#### TEXT PASSAGE
=-=-=-=-=

Tuesday, January 22, 2008

TSX roars back

TSX roars back

RTGAM


A dramatic, sudden move by the U.S. Federal Reserve Tuesday in chopping its key funds rate by three-quarters of a percentage point to avert a recession sent the Toronto stock market surging and saved New York markets from the mauling experienced on other global indexes on Monday.
The Bank of Canada announced Tuesday that it, too, was cutting rates.

The central bank is cutting its key rate by a quarter-point to 4 per cent to help shield the Canadian economy from what many fear could be a full-blown recession in the U.S.
Toronto's S&P/TSX composite index surged 508.75 points to 12,640.88, led by a runup in the battered financial sector, clawing back most of Monday's staggering 605-point loss.
After a U.S. holiday Monday, New York's Dow Jones industrials came back from an early 457-point deficit, to close down just 128.11 points, or about 1 per cent, to 11,971.19.
That was far better than the 4 to 7 per cent tumbles experienced Monday by global markets.

=-=-=-=-=

#### WORK TO COMPLETE
#1 According to the market report, by how much did the Bank of Canada cut its key rate, and to what level?
#2 Carry on the market report from its last sentence.
The rows that follow have nothing to do with the market report.

=-=-=-=-=

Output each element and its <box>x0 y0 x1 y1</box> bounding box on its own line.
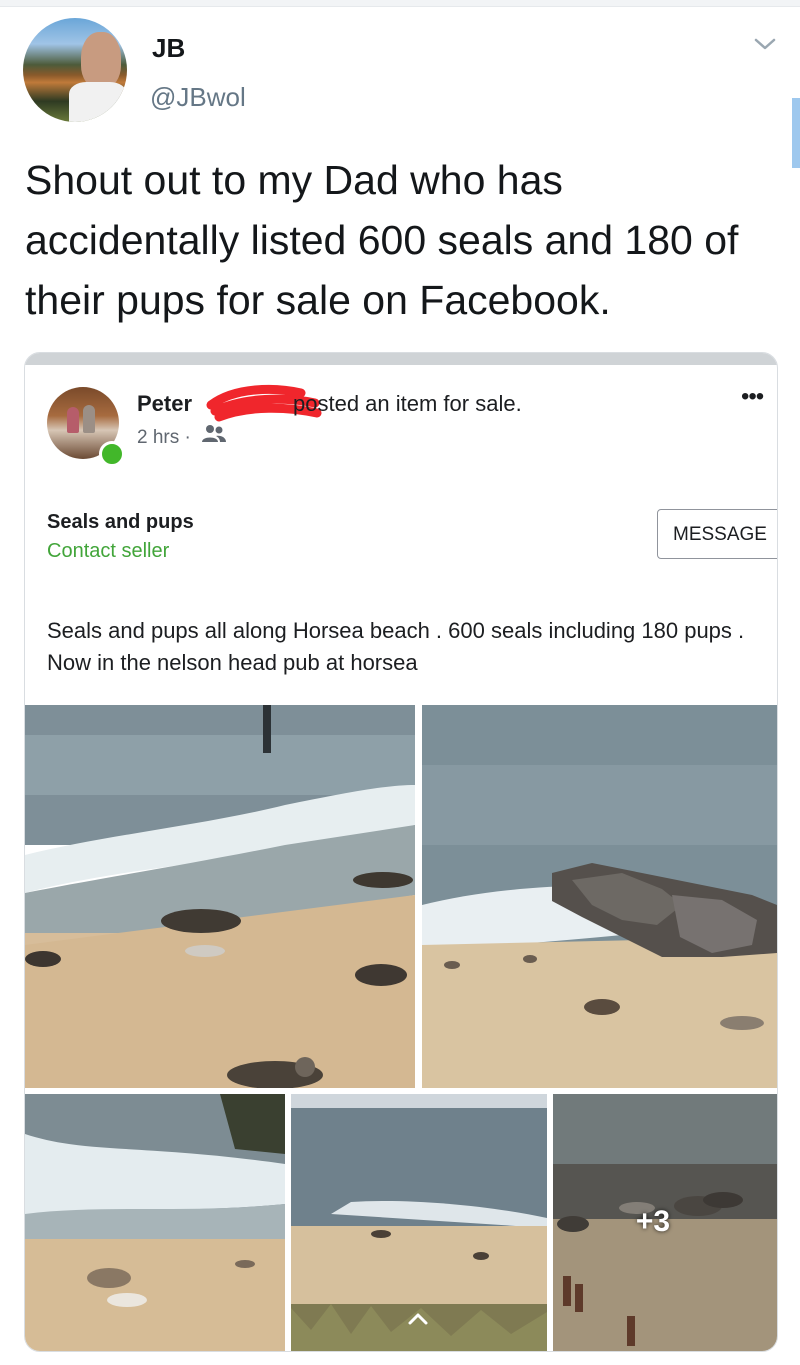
post-time[interactable]: 2 hrs · <box>137 427 191 449</box>
item-description: Seals and pups all along Horsea beach . … <box>47 618 745 675</box>
listing-photo[interactable]: +3 <box>553 1094 777 1351</box>
avatar-person <box>67 407 79 433</box>
more-options-icon[interactable]: ••• <box>741 383 764 411</box>
card-top-bar <box>25 353 777 365</box>
message-button[interactable]: MESSAGE <box>657 509 777 559</box>
author-handle[interactable]: @JBwol <box>150 82 246 113</box>
avatar-face <box>81 32 121 88</box>
beach-photo <box>25 1094 285 1351</box>
contact-seller-link[interactable]: Contact seller <box>47 540 169 563</box>
poster-name[interactable]: Peter <box>137 391 192 417</box>
listing-photo[interactable] <box>422 705 777 1088</box>
listing-photo[interactable] <box>25 705 415 1088</box>
listing-photo[interactable] <box>291 1094 547 1351</box>
avatar-shirt <box>69 82 127 122</box>
beach-photo <box>25 705 415 1088</box>
avatar-person <box>83 405 95 433</box>
more-photos-count[interactable]: +3 <box>636 1205 670 1239</box>
online-status-dot <box>99 441 125 467</box>
post-action-text: posted an item for sale. <box>293 391 522 416</box>
tweet-text: Shout out to my Dad who has accidentally… <box>25 157 739 323</box>
author-avatar[interactable] <box>23 18 127 122</box>
beach-photo <box>422 705 777 1088</box>
top-border <box>0 0 800 7</box>
scroll-indicator <box>792 98 800 168</box>
author-name[interactable]: JB <box>152 33 185 64</box>
embedded-image-card[interactable]: Peter posted an item for sale. 2 hrs · •… <box>24 352 778 1352</box>
item-title: Seals and pups <box>47 511 194 533</box>
listing-photo[interactable] <box>25 1094 285 1351</box>
chevron-down-icon[interactable] <box>752 34 778 54</box>
friends-icon <box>202 425 226 442</box>
chevron-up-icon[interactable] <box>405 1310 431 1328</box>
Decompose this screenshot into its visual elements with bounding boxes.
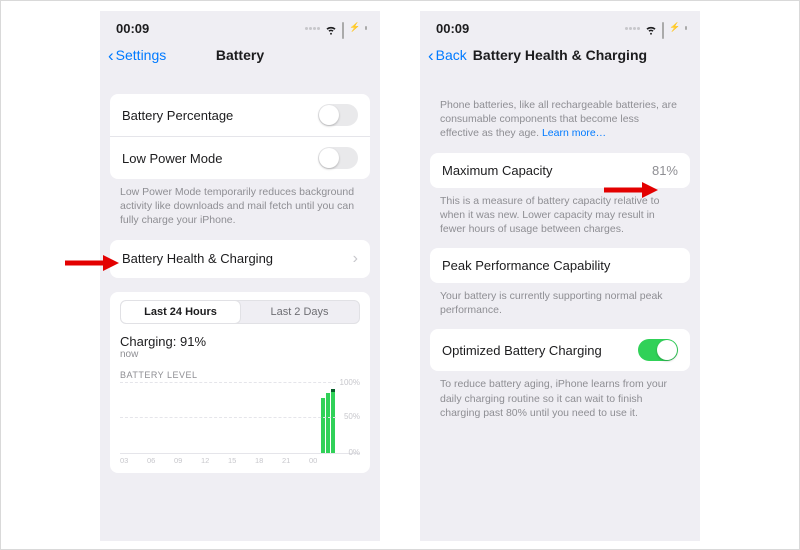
toggle-battery-percentage[interactable] — [318, 104, 358, 126]
phone-battery-settings: 00:09 ⚡ ‹ Settings Battery Battery Perce… — [100, 11, 380, 541]
wifi-icon — [324, 22, 338, 36]
charging-status: Charging: 91% — [120, 334, 360, 349]
chart-bar — [321, 398, 325, 453]
row-label: Optimized Battery Charging — [442, 343, 602, 358]
y-100: 100% — [340, 378, 360, 387]
peak-footer: Your battery is currently supporting nor… — [430, 283, 690, 329]
time-range-segmented[interactable]: Last 24 Hours Last 2 Days — [120, 300, 360, 324]
back-button[interactable]: ‹ Back — [428, 47, 467, 64]
status-bar: 00:09 ⚡ — [100, 11, 380, 42]
wifi-icon — [644, 22, 658, 36]
row-label: Battery Health & Charging — [122, 251, 273, 266]
cellular-dots-icon — [305, 27, 320, 30]
row-peak-performance[interactable]: Peak Performance Capability — [430, 248, 690, 283]
chart-bar — [331, 389, 335, 453]
y-0: 0% — [348, 448, 360, 457]
back-label: Back — [436, 47, 467, 63]
charging-sub: now — [120, 349, 360, 360]
clock: 00:09 — [116, 21, 149, 36]
toggle-optimized-charging[interactable] — [638, 339, 678, 361]
page-title: Battery Health & Charging — [473, 47, 647, 63]
nav-header: ‹ Settings Battery — [100, 42, 380, 72]
battery-charging-icon: ⚡ — [662, 23, 684, 35]
seg-last-2d[interactable]: Last 2 Days — [240, 301, 359, 323]
toggle-low-power-mode[interactable] — [318, 147, 358, 169]
intro-text: Phone batteries, like all rechargeable b… — [430, 76, 690, 153]
row-label: Low Power Mode — [122, 151, 222, 166]
chevron-right-icon: › — [353, 250, 358, 268]
row-battery-health[interactable]: Battery Health & Charging › — [110, 240, 370, 278]
clock: 00:09 — [436, 21, 469, 36]
row-label: Peak Performance Capability — [442, 258, 610, 273]
chart-bar — [326, 393, 330, 453]
learn-more-link[interactable]: Learn more… — [542, 127, 606, 139]
annotation-arrow-right — [602, 181, 658, 199]
battery-charging-icon: ⚡ — [342, 23, 364, 35]
row-optimized-charging[interactable]: Optimized Battery Charging — [430, 329, 690, 371]
opt-footer: To reduce battery aging, iPhone learns f… — [430, 371, 690, 432]
status-icons: ⚡ — [625, 22, 684, 36]
page-title: Battery — [100, 47, 380, 63]
cellular-dots-icon — [625, 27, 640, 30]
nav-header: ‹ Back Battery Health & Charging — [420, 42, 700, 72]
maximum-capacity-value: 81% — [652, 163, 678, 178]
phone-battery-health: 00:09 ⚡ ‹ Back Battery Health & Charging… — [420, 11, 700, 541]
chart-x-axis: 0306091215182100 — [120, 456, 360, 465]
status-bar: 00:09 ⚡ — [420, 11, 700, 42]
battery-level-chart: 100% 50% 0% — [120, 382, 360, 454]
row-low-power-mode[interactable]: Low Power Mode — [110, 136, 370, 179]
status-icons: ⚡ — [305, 22, 364, 36]
row-battery-percentage[interactable]: Battery Percentage — [110, 94, 370, 136]
annotation-arrow-left — [63, 254, 119, 272]
usage-card: Last 24 Hours Last 2 Days Charging: 91% … — [110, 292, 370, 473]
row-label: Maximum Capacity — [442, 163, 553, 178]
row-label: Battery Percentage — [122, 108, 233, 123]
chart-title: BATTERY LEVEL — [120, 370, 360, 380]
low-power-footer: Low Power Mode temporarily reduces backg… — [110, 179, 370, 240]
seg-last-24h[interactable]: Last 24 Hours — [121, 301, 240, 323]
y-50: 50% — [344, 412, 360, 421]
chevron-left-icon: ‹ — [428, 47, 434, 64]
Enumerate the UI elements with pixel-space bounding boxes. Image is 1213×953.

=-=-=-=-=

#### THE RESPONSES
#1 By a quarter-point, to 4 per cent.

#2
But analysts cautioned about reading too much into the rate cuts and the effect on stock markets.

"The worry I have is the markets - given their performance in recent weeks and days - are clearly clamouring for, hoping for, an essentially easy and painless path back to asset price growth and general economic vigour," said David Wolf, head of Canadian economics and strategy at Merrill Lynch Canada.

"And I think what we're likely to find is, even if the Fed continues to cut aggressively, that it's simply not going to be enough to avoid recession and to reinvigorate growth in the near term. Even the Fed doesn't have a magic bullet out of this."
The TSX Venture Exchange was up 75.41 points to 2,465.93.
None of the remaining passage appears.